>> start

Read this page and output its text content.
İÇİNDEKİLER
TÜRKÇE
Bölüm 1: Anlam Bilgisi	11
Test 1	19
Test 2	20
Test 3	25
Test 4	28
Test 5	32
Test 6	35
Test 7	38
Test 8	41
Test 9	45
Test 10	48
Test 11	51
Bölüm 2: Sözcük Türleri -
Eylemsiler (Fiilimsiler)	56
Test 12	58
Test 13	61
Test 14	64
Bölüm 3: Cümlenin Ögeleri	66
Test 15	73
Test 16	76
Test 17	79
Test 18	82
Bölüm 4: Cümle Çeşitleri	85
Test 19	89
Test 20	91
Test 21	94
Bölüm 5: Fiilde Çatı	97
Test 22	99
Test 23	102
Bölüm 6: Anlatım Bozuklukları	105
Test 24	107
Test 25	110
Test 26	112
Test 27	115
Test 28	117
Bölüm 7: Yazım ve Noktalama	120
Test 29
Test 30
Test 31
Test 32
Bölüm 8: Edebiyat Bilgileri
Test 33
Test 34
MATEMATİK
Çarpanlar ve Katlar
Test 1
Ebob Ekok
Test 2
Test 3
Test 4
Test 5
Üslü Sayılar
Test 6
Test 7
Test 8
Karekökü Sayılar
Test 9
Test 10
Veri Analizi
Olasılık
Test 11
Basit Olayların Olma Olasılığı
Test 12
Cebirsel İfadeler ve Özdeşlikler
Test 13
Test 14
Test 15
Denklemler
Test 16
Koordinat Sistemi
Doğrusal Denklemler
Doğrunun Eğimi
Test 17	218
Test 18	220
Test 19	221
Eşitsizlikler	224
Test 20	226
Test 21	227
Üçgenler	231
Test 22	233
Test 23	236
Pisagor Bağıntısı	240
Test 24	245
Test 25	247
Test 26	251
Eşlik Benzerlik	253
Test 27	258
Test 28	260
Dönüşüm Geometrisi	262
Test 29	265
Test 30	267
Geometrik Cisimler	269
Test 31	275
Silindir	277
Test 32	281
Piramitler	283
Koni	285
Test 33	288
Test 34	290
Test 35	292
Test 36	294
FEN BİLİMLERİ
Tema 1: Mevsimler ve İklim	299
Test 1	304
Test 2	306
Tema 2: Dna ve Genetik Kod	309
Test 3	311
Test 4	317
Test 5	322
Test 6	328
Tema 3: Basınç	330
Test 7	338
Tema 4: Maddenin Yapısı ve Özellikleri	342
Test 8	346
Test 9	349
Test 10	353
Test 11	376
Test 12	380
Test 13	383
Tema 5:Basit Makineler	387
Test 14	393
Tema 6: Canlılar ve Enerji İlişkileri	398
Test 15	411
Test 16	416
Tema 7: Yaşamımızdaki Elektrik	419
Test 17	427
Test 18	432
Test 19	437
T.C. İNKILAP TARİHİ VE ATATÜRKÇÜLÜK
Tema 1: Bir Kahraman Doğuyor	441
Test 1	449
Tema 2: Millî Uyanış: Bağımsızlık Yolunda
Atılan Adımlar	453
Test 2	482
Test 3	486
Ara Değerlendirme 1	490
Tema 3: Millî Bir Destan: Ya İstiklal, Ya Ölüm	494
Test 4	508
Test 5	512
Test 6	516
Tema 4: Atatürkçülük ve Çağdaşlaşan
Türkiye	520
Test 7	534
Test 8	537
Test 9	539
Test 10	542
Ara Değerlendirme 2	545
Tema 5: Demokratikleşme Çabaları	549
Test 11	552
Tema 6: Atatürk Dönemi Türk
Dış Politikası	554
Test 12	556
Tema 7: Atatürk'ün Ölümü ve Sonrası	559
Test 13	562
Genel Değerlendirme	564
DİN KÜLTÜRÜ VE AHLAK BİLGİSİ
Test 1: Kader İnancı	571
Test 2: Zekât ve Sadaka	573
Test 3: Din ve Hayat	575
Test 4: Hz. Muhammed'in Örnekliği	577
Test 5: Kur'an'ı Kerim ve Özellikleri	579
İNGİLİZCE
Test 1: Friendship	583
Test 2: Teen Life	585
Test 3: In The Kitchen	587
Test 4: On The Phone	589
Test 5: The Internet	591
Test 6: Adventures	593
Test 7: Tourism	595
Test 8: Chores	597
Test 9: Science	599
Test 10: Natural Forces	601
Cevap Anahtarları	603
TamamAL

>> end

◆ THE REQUEST ◆
Repeat the records above exactly as they appear.

◆ RESULT FOR THIS TASK ◆
Read this page and output its text content.
İÇİNDEKİLER
TÜRKÇE
Bölüm 1: Anlam Bilgisi	11
Test 1	19
Test 2	20
Test 3	25
Test 4	28
Test 5	32
Test 6	35
Test 7	38
Test 8	41
Test 9	45
Test 10	48
Test 11	51
Bölüm 2: Sözcük Türleri -
Eylemsiler (Fiilimsiler)	56
Test 12	58
Test 13	61
Test 14	64
Bölüm 3: Cümlenin Ögeleri	66
Test 15	73
Test 16	76
Test 17	79
Test 18	82
Bölüm 4: Cümle Çeşitleri	85
Test 19	89
Test 20	91
Test 21	94
Bölüm 5: Fiilde Çatı	97
Test 22	99
Test 23	102
Bölüm 6: Anlatım Bozuklukları	105
Test 24	107
Test 25	110
Test 26	112
Test 27	115
Test 28	117
Bölüm 7: Yazım ve Noktalama	120
Test 29
Test 30
Test 31
Test 32
Bölüm 8: Edebiyat Bilgileri
Test 33
Test 34
MATEMATİK
Çarpanlar ve Katlar
Test 1
Ebob Ekok
Test 2
Test 3
Test 4
Test 5
Üslü Sayılar
Test 6
Test 7
Test 8
Karekökü Sayılar
Test 9
Test 10
Veri Analizi
Olasılık
Test 11
Basit Olayların Olma Olasılığı
Test 12
Cebirsel İfadeler ve Özdeşlikler
Test 13
Test 14
Test 15
Denklemler
Test 16
Koordinat Sistemi
Doğrusal Denklemler
Doğrunun Eğimi
Test 17	218
Test 18	220
Test 19	221
Eşitsizlikler	224
Test 20	226
Test 21	227
Üçgenler	231
Test 22	233
Test 23	236
Pisagor Bağıntısı	240
Test 24	245
Test 25	247
Test 26	251
Eşlik Benzerlik	253
Test 27	258
Test 28	260
Dönüşüm Geometrisi	262
Test 29	265
Test 30	267
Geometrik Cisimler	269
Test 31	275
Silindir	277
Test 32	281
Piramitler	283
Koni	285
Test 33	288
Test 34	290
Test 35	292
Test 36	294
FEN BİLİMLERİ
Tema 1: Mevsimler ve İklim	299
Test 1	304
Test 2	306
Tema 2: Dna ve Genetik Kod	309
Test 3	311
Test 4	317
Test 5	322
Test 6	328
Tema 3: Basınç	330
Test 7	338
Tema 4: Maddenin Yapısı ve Özellikleri	342
Test 8	346
Test 9	349
Test 10	353
Test 11	376
Test 12	380
Test 13	383
Tema 5:Basit Makineler	387
Test 14	393
Tema 6: Canlılar ve Enerji İlişkileri	398
Test 15	411
Test 16	416
Tema 7: Yaşamımızdaki Elektrik	419
Test 17	427
Test 18	432
Test 19	437
T.C. İNKILAP TARİHİ VE ATATÜRKÇÜLÜK
Tema 1: Bir Kahraman Doğuyor	441
Test 1	449
Tema 2: Millî Uyanış: Bağımsızlık Yolunda
Atılan Adımlar	453
Test 2	482
Test 3	486
Ara Değerlendirme 1	490
Tema 3: Millî Bir Destan: Ya İstiklal, Ya Ölüm	494
Test 4	508
Test 5	512
Test 6	516
Tema 4: Atatürkçülük ve Çağdaşlaşan
Türkiye	520
Test 7	534
Test 8	537
Test 9	539
Test 10	542
Ara Değerlendirme 2	545
Tema 5: Demokratikleşme Çabaları	549
Test 11	552
Tema 6: Atatürk Dönemi Türk
Dış Politikası	554
Test 12	556
Tema 7: Atatürk'ün Ölümü ve Sonrası	559
Test 13	562
Genel Değerlendirme	564
DİN KÜLTÜRÜ VE AHLAK BİLGİSİ
Test 1: Kader İnancı	571
Test 2: Zekât ve Sadaka	573
Test 3: Din ve Hayat	575
Test 4: Hz. Muhammed'in Örnekliği	577
Test 5: Kur'an'ı Kerim ve Özellikleri	579
İNGİLİZCE
Test 1: Friendship	583
Test 2: Teen Life	585
Test 3: In The Kitchen	587
Test 4: On The Phone	589
Test 5: The Internet	591
Test 6: Adventures	593
Test 7: Tourism	595
Test 8: Chores	597
Test 9: Science	599
Test 10: Natural Forces	601
Cevap Anahtarları	603
TamamAL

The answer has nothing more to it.